Start of EXTRACTED RECORDS

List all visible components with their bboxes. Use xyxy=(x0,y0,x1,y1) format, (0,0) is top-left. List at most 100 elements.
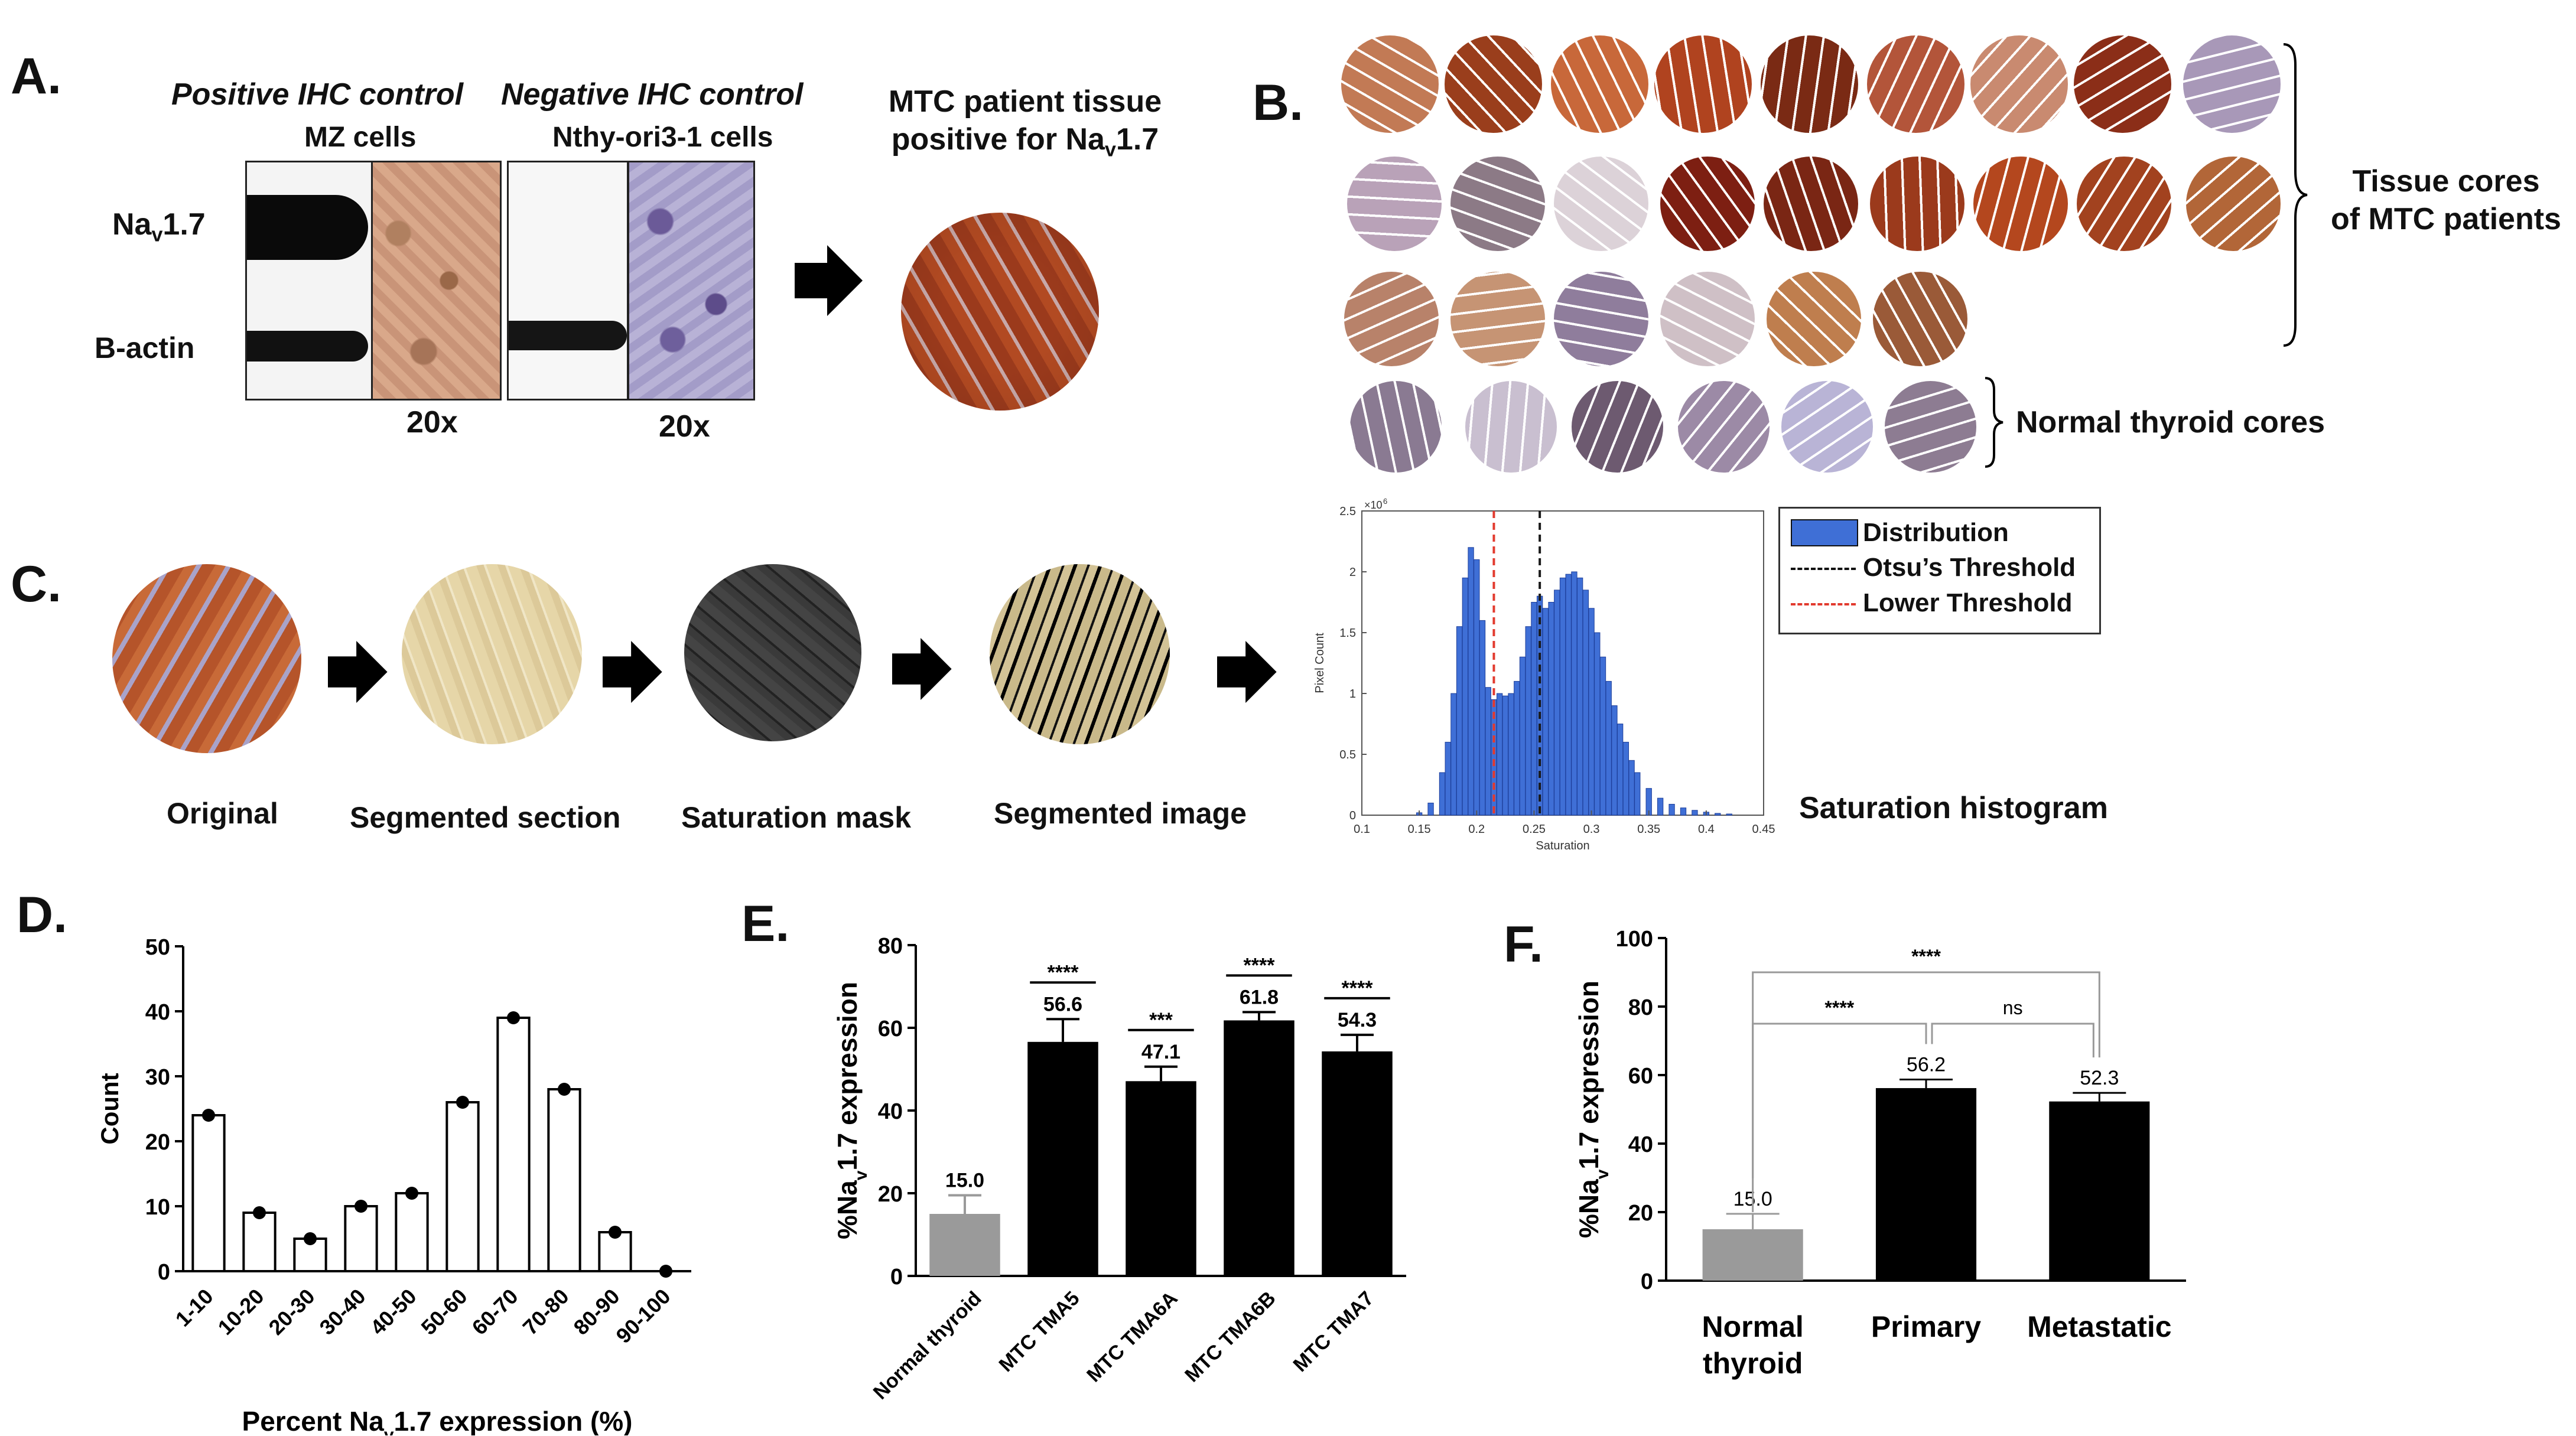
legend-distribution-swatch xyxy=(1791,519,1858,546)
tissue-core-image xyxy=(2183,35,2281,133)
x-tick-label: 0.2 xyxy=(1468,823,1485,836)
y-exponent: ×10 xyxy=(1364,499,1383,511)
x-tick-label: Normal xyxy=(1702,1310,1804,1343)
data-point xyxy=(354,1200,367,1213)
expression-bar xyxy=(1126,1081,1196,1276)
tissue-core-image xyxy=(1761,35,1858,133)
x-tick-label: 0.15 xyxy=(1408,823,1431,836)
significance-label: *** xyxy=(1149,1009,1173,1031)
x-tick-label: thyroid xyxy=(1703,1347,1803,1380)
tissue-core-image xyxy=(2186,157,2281,251)
y-tick-label: 80 xyxy=(878,934,903,959)
histogram-bar xyxy=(1485,687,1491,816)
histogram-bar xyxy=(1548,602,1554,816)
negative-control-cells: Nthy-ori3-1 cells xyxy=(552,122,773,153)
tissue-core-image xyxy=(1445,35,1542,133)
arrow-right-icon xyxy=(795,245,863,316)
mz-western-blot xyxy=(245,161,373,400)
nav17-row-label: Nav1.7 xyxy=(112,207,206,246)
histogram-bar xyxy=(1668,803,1675,816)
x-tick-label: MTC TMA7 xyxy=(1289,1287,1378,1376)
tissue-core-image xyxy=(1870,157,1964,251)
x-tick-label: 70-80 xyxy=(518,1284,574,1340)
expression-bar xyxy=(1875,1088,1977,1281)
y-tick-label: 40 xyxy=(1628,1132,1653,1157)
y-axis-label: Pixel Count xyxy=(1313,633,1326,693)
histogram-bar xyxy=(1565,574,1572,816)
x-tick-label: 60-70 xyxy=(467,1284,523,1340)
histogram-bar xyxy=(1450,693,1457,816)
arrow-right-icon xyxy=(1217,641,1277,703)
x-tick-label: 20-30 xyxy=(264,1284,320,1340)
histogram-bar xyxy=(1576,577,1583,816)
data-point xyxy=(253,1206,266,1219)
magnification-1: 20x xyxy=(406,405,458,439)
mtc-tissue-title: MTC patient tissue positive for Nav1.7 xyxy=(888,84,1162,161)
x-axis-label: Percent Nav1.7 expression (%) xyxy=(242,1406,633,1435)
mz-ihc-image xyxy=(371,161,502,400)
expression-bar xyxy=(1224,1020,1294,1276)
histogram-bar xyxy=(1622,741,1629,816)
count-bar xyxy=(445,1101,480,1272)
step-segmented-section-label: Segmented section xyxy=(350,801,621,834)
data-point xyxy=(405,1187,418,1200)
step-saturation-mask-label: Saturation mask xyxy=(681,801,912,834)
legend-otsu-label: Otsu’s Threshold xyxy=(1863,553,2076,582)
count-bar xyxy=(191,1114,226,1272)
y-tick-label: 0 xyxy=(158,1260,170,1285)
histogram-bar xyxy=(1599,656,1606,816)
data-point xyxy=(456,1096,469,1109)
panel-e-label: E. xyxy=(741,896,790,952)
histogram-bar xyxy=(1726,813,1732,816)
significance-label: **** xyxy=(1244,954,1276,976)
tissue-core-image xyxy=(1341,35,1439,133)
comparison-label: **** xyxy=(1911,946,1941,967)
value-label: 56.6 xyxy=(1043,993,1082,1015)
data-point xyxy=(609,1226,622,1239)
tissue-core-image xyxy=(1660,272,1755,366)
y-tick-label: 2.5 xyxy=(1339,505,1356,518)
histogram-bar xyxy=(1502,695,1509,816)
tissue-core-image xyxy=(1873,272,1967,366)
x-tick-label: MTC TMA6B xyxy=(1180,1287,1280,1386)
step-segmented-image-label: Segmented image xyxy=(994,797,1247,830)
value-label: 52.3 xyxy=(2080,1067,2119,1089)
data-point xyxy=(659,1265,672,1278)
count-bar xyxy=(496,1017,531,1272)
x-tick-label: 40-50 xyxy=(366,1284,421,1340)
x-tick-label: 0.35 xyxy=(1637,823,1660,836)
y-tick-label: 30 xyxy=(145,1065,170,1090)
significance-label: **** xyxy=(1342,977,1374,999)
tissue-core-image xyxy=(1450,272,1545,366)
histogram-bar xyxy=(1519,656,1526,816)
panel-b-label: B. xyxy=(1253,74,1303,131)
x-tick-label: 30-40 xyxy=(315,1284,370,1340)
segmented-image xyxy=(990,564,1170,744)
chart-f: 02040608010015.0Normalthyroid56.2Primary… xyxy=(1573,927,2186,1380)
panel-a-label: A. xyxy=(11,48,61,105)
count-bar xyxy=(395,1192,429,1272)
expression-bar xyxy=(1027,1041,1098,1276)
y-tick-label: 2 xyxy=(1349,566,1356,579)
tissue-core-image xyxy=(1572,381,1663,473)
brace-mtc xyxy=(2283,43,2308,347)
tissue-core-image xyxy=(1764,157,1858,251)
arrow-right-icon xyxy=(328,641,388,703)
data-point xyxy=(304,1232,317,1245)
comparison-bracket xyxy=(1931,1023,2094,1058)
saturation-histogram-title: Saturation histogram xyxy=(1799,791,2108,825)
value-label: 54.3 xyxy=(1338,1009,1377,1031)
x-tick-label: 0.1 xyxy=(1354,823,1370,836)
y-tick-label: 0.5 xyxy=(1339,748,1356,761)
nthy-western-blot xyxy=(507,161,629,400)
histogram-bar xyxy=(1594,632,1601,816)
count-bar xyxy=(547,1088,581,1272)
positive-control-cells: MZ cells xyxy=(304,122,417,153)
comparison-bracket xyxy=(1752,971,2100,1178)
positive-control-title: Positive IHC control xyxy=(171,77,464,112)
x-tick-label: Primary xyxy=(1871,1310,1981,1343)
histogram-bar xyxy=(1542,608,1549,816)
negative-control-title: Negative IHC control xyxy=(501,77,804,112)
y-axis-label: Count xyxy=(96,1073,123,1144)
tissue-core-image xyxy=(1867,35,1964,133)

End of EXTRACTED RECORDS

Pictures in the records above should not be copied. Repeat everything else exactly.

## WRITTEN SOLUTION
List all visible components with their bboxes. Use xyxy=(x0,y0,x1,y1) format, (0,0) is top-left. List at most 100 elements.
legend-distribution-swatch xyxy=(1791,519,1858,546)
tissue-core-image xyxy=(2183,35,2281,133)
x-tick-label: 0.2 xyxy=(1468,823,1485,836)
y-exponent: ×10 xyxy=(1364,499,1383,511)
x-tick-label: Normal xyxy=(1702,1310,1804,1343)
data-point xyxy=(354,1200,367,1213)
expression-bar xyxy=(1126,1081,1196,1276)
tissue-core-image xyxy=(1761,35,1858,133)
x-tick-label: 0.15 xyxy=(1408,823,1431,836)
significance-label: *** xyxy=(1149,1009,1173,1031)
x-tick-label: thyroid xyxy=(1703,1347,1803,1380)
tissue-core-image xyxy=(2186,157,2281,251)
y-tick-label: 80 xyxy=(878,934,903,959)
histogram-bar xyxy=(1485,687,1491,816)
histogram-bar xyxy=(1548,602,1554,816)
negative-control-cells: Nthy-ori3-1 cells xyxy=(552,122,773,153)
tissue-core-image xyxy=(1445,35,1542,133)
arrow-right-icon xyxy=(795,245,863,316)
mz-western-blot xyxy=(245,161,373,400)
nav17-row-label: Nav1.7 xyxy=(112,207,206,246)
histogram-bar xyxy=(1668,803,1675,816)
x-tick-label: MTC TMA7 xyxy=(1289,1287,1378,1376)
tissue-core-image xyxy=(1870,157,1964,251)
x-tick-label: 70-80 xyxy=(518,1284,574,1340)
expression-bar xyxy=(1875,1088,1977,1281)
y-tick-label: 40 xyxy=(1628,1132,1653,1157)
y-axis-label: Pixel Count xyxy=(1313,633,1326,693)
histogram-bar xyxy=(1565,574,1572,816)
x-tick-label: 60-70 xyxy=(467,1284,523,1340)
histogram-bar xyxy=(1450,693,1457,816)
arrow-right-icon xyxy=(1217,641,1277,703)
x-tick-label: 20-30 xyxy=(264,1284,320,1340)
histogram-bar xyxy=(1576,577,1583,816)
data-point xyxy=(253,1206,266,1219)
magnification-1: 20x xyxy=(406,405,458,439)
mtc-tissue-title: MTC patient tissue positive for Nav1.7 xyxy=(888,84,1162,161)
x-axis-label: Percent Nav1.7 expression (%) xyxy=(242,1406,633,1435)
mz-ihc-image xyxy=(371,161,502,400)
expression-bar xyxy=(1224,1020,1294,1276)
histogram-bar xyxy=(1622,741,1629,816)
count-bar xyxy=(445,1101,480,1272)
step-segmented-section-label: Segmented section xyxy=(350,801,621,834)
data-point xyxy=(405,1187,418,1200)
step-saturation-mask-label: Saturation mask xyxy=(681,801,912,834)
legend-otsu-label: Otsu’s Threshold xyxy=(1863,553,2076,582)
count-bar xyxy=(191,1114,226,1272)
y-tick-label: 0 xyxy=(158,1260,170,1285)
histogram-bar xyxy=(1599,656,1606,816)
data-point xyxy=(456,1096,469,1109)
panel-e-label: E. xyxy=(741,896,790,952)
histogram-bar xyxy=(1726,813,1732,816)
significance-label: **** xyxy=(1244,954,1276,976)
tissue-core-image xyxy=(1341,35,1439,133)
comparison-label: **** xyxy=(1911,946,1941,967)
value-label: 56.6 xyxy=(1043,993,1082,1015)
data-point xyxy=(609,1226,622,1239)
tissue-core-image xyxy=(1660,272,1755,366)
y-tick-label: 2.5 xyxy=(1339,505,1356,518)
histogram-bar xyxy=(1502,695,1509,816)
tissue-core-image xyxy=(1873,272,1967,366)
x-tick-label: MTC TMA6B xyxy=(1180,1287,1280,1386)
step-segmented-image-label: Segmented image xyxy=(994,797,1247,830)
value-label: 52.3 xyxy=(2080,1067,2119,1089)
data-point xyxy=(659,1265,672,1278)
count-bar xyxy=(496,1017,531,1272)
x-tick-label: 40-50 xyxy=(366,1284,421,1340)
x-tick-label: 0.35 xyxy=(1637,823,1660,836)
y-tick-label: 30 xyxy=(145,1065,170,1090)
significance-label: **** xyxy=(1342,977,1374,999)
tissue-core-image xyxy=(1450,272,1545,366)
histogram-bar xyxy=(1519,656,1526,816)
panel-b-label: B. xyxy=(1253,74,1303,131)
x-tick-label: 30-40 xyxy=(315,1284,370,1340)
segmented-image xyxy=(990,564,1170,744)
chart-f: 02040608010015.0Normalthyroid56.2Primary… xyxy=(1573,927,2186,1380)
panel-a-label: A. xyxy=(11,48,61,105)
count-bar xyxy=(395,1192,429,1272)
expression-bar xyxy=(1027,1041,1098,1276)
y-tick-label: 2 xyxy=(1349,566,1356,579)
tissue-core-image xyxy=(1572,381,1663,473)
brace-mtc xyxy=(2283,43,2308,347)
tissue-core-image xyxy=(1764,157,1858,251)
arrow-right-icon xyxy=(328,641,388,703)
data-point xyxy=(304,1232,317,1245)
comparison-bracket xyxy=(1931,1023,2094,1058)
saturation-histogram-title: Saturation histogram xyxy=(1799,791,2108,825)
value-label: 54.3 xyxy=(1338,1009,1377,1031)
x-tick-label: 0.1 xyxy=(1354,823,1370,836)
y-tick-label: 0.5 xyxy=(1339,748,1356,761)
nthy-western-blot xyxy=(507,161,629,400)
histogram-bar xyxy=(1594,632,1601,816)
count-bar xyxy=(547,1088,581,1272)
positive-control-cells: MZ cells xyxy=(304,122,417,153)
comparison-bracket xyxy=(1752,971,2100,1178)
positive-control-title: Positive IHC control xyxy=(171,77,464,112)
x-tick-label: Primary xyxy=(1871,1310,1981,1343)
histogram-bar xyxy=(1542,608,1549,816)
negative-control-title: Negative IHC control xyxy=(501,77,804,112)
y-axis-label: Count xyxy=(96,1073,123,1144)
tissue-core-image xyxy=(1867,35,1964,133)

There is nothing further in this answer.